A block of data

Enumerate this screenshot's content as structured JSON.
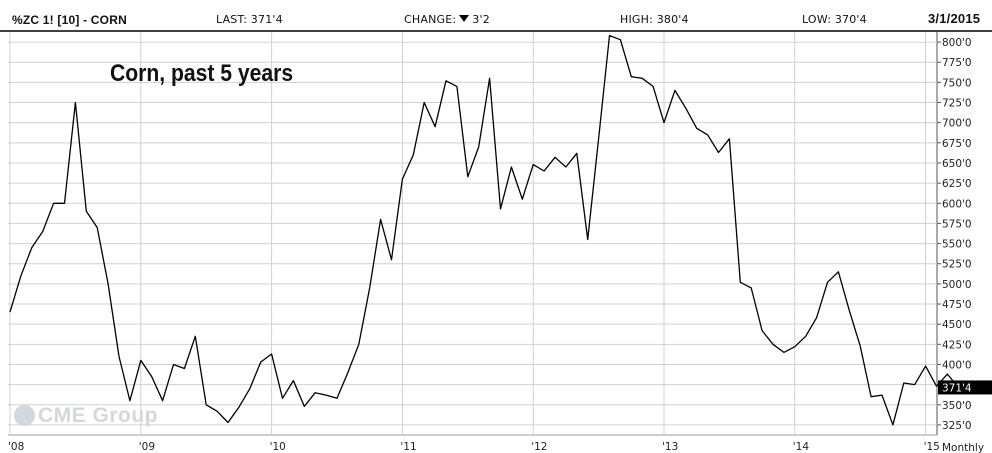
{
  "header": {
    "symbol": "%ZC 1! [10] - CORN",
    "last": "LAST: 371'4",
    "change_label": "CHANGE:",
    "change_value": "3'2",
    "high": "HIGH: 380'4",
    "low": "LOW: 370'4",
    "date": "3/1/2015"
  },
  "watermark": "CME Group",
  "colors": {
    "line": "#000000",
    "grid": "#d0d0d0",
    "last_badge": "#000000"
  },
  "chart_data": {
    "type": "line",
    "title": "Corn, past 5 years",
    "period_label": "Monthly",
    "last_price_label": "371'4",
    "last_price": 371.5,
    "ylim": [
      312.5,
      812.5
    ],
    "y_ticks": [
      {
        "value": 325,
        "label": "325'0"
      },
      {
        "value": 350,
        "label": "350'0"
      },
      {
        "value": 375,
        "label": "375'0"
      },
      {
        "value": 400,
        "label": "400'0"
      },
      {
        "value": 425,
        "label": "425'0"
      },
      {
        "value": 450,
        "label": "450'0"
      },
      {
        "value": 475,
        "label": "475'0"
      },
      {
        "value": 500,
        "label": "500'0"
      },
      {
        "value": 525,
        "label": "525'0"
      },
      {
        "value": 550,
        "label": "550'0"
      },
      {
        "value": 575,
        "label": "575'0"
      },
      {
        "value": 600,
        "label": "600'0"
      },
      {
        "value": 625,
        "label": "625'0"
      },
      {
        "value": 650,
        "label": "650'0"
      },
      {
        "value": 675,
        "label": "675'0"
      },
      {
        "value": 700,
        "label": "700'0"
      },
      {
        "value": 725,
        "label": "725'0"
      },
      {
        "value": 750,
        "label": "750'0"
      },
      {
        "value": 775,
        "label": "775'0"
      },
      {
        "value": 800,
        "label": "800'0"
      }
    ],
    "x_ticks": [
      {
        "index": 0,
        "label": "'08"
      },
      {
        "index": 12,
        "label": "'09"
      },
      {
        "index": 24,
        "label": "'10"
      },
      {
        "index": 36,
        "label": "'11"
      },
      {
        "index": 48,
        "label": "'12"
      },
      {
        "index": 60,
        "label": "'13"
      },
      {
        "index": 72,
        "label": "'14"
      },
      {
        "index": 84,
        "label": "'15"
      }
    ],
    "series": [
      {
        "values": [
          465,
          510,
          545,
          565,
          600,
          600,
          725,
          590,
          570,
          500,
          410,
          355,
          405,
          385,
          355,
          400,
          395,
          435,
          350,
          342,
          328,
          347,
          370,
          403,
          413,
          358,
          380,
          348,
          365,
          362,
          358,
          390,
          425,
          495,
          580,
          530,
          630,
          660,
          725,
          695,
          752,
          745,
          633,
          670,
          755,
          593,
          645,
          605,
          648,
          640,
          657,
          645,
          662,
          555,
          680,
          808,
          803,
          757,
          755,
          745,
          700,
          740,
          718,
          693,
          685,
          663,
          680,
          502,
          495,
          442,
          425,
          415,
          422,
          435,
          458,
          502,
          515,
          467,
          423,
          360,
          362,
          325,
          377,
          375,
          398,
          373,
          388,
          371.5
        ]
      }
    ]
  }
}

### Task instructions
Write out each line again precisely as it appears, skipping every picture.

### Task output
Enumerate this screenshot's content as structured JSON.
{
  "header": {
    "symbol": "%ZC 1! [10] - CORN",
    "last": "LAST: 371'4",
    "change_label": "CHANGE:",
    "change_value": "3'2",
    "high": "HIGH: 380'4",
    "low": "LOW: 370'4",
    "date": "3/1/2015"
  },
  "watermark": "CME Group",
  "colors": {
    "line": "#000000",
    "grid": "#d0d0d0",
    "last_badge": "#000000"
  },
  "chart_data": {
    "type": "line",
    "title": "Corn, past 5 years",
    "period_label": "Monthly",
    "last_price_label": "371'4",
    "last_price": 371.5,
    "ylim": [
      312.5,
      812.5
    ],
    "y_ticks": [
      {
        "value": 325,
        "label": "325'0"
      },
      {
        "value": 350,
        "label": "350'0"
      },
      {
        "value": 375,
        "label": "375'0"
      },
      {
        "value": 400,
        "label": "400'0"
      },
      {
        "value": 425,
        "label": "425'0"
      },
      {
        "value": 450,
        "label": "450'0"
      },
      {
        "value": 475,
        "label": "475'0"
      },
      {
        "value": 500,
        "label": "500'0"
      },
      {
        "value": 525,
        "label": "525'0"
      },
      {
        "value": 550,
        "label": "550'0"
      },
      {
        "value": 575,
        "label": "575'0"
      },
      {
        "value": 600,
        "label": "600'0"
      },
      {
        "value": 625,
        "label": "625'0"
      },
      {
        "value": 650,
        "label": "650'0"
      },
      {
        "value": 675,
        "label": "675'0"
      },
      {
        "value": 700,
        "label": "700'0"
      },
      {
        "value": 725,
        "label": "725'0"
      },
      {
        "value": 750,
        "label": "750'0"
      },
      {
        "value": 775,
        "label": "775'0"
      },
      {
        "value": 800,
        "label": "800'0"
      }
    ],
    "x_ticks": [
      {
        "index": 0,
        "label": "'08"
      },
      {
        "index": 12,
        "label": "'09"
      },
      {
        "index": 24,
        "label": "'10"
      },
      {
        "index": 36,
        "label": "'11"
      },
      {
        "index": 48,
        "label": "'12"
      },
      {
        "index": 60,
        "label": "'13"
      },
      {
        "index": 72,
        "label": "'14"
      },
      {
        "index": 84,
        "label": "'15"
      }
    ],
    "series": [
      {
        "values": [
          465,
          510,
          545,
          565,
          600,
          600,
          725,
          590,
          570,
          500,
          410,
          355,
          405,
          385,
          355,
          400,
          395,
          435,
          350,
          342,
          328,
          347,
          370,
          403,
          413,
          358,
          380,
          348,
          365,
          362,
          358,
          390,
          425,
          495,
          580,
          530,
          630,
          660,
          725,
          695,
          752,
          745,
          633,
          670,
          755,
          593,
          645,
          605,
          648,
          640,
          657,
          645,
          662,
          555,
          680,
          808,
          803,
          757,
          755,
          745,
          700,
          740,
          718,
          693,
          685,
          663,
          680,
          502,
          495,
          442,
          425,
          415,
          422,
          435,
          458,
          502,
          515,
          467,
          423,
          360,
          362,
          325,
          377,
          375,
          398,
          373,
          388,
          371.5
        ]
      }
    ]
  }
}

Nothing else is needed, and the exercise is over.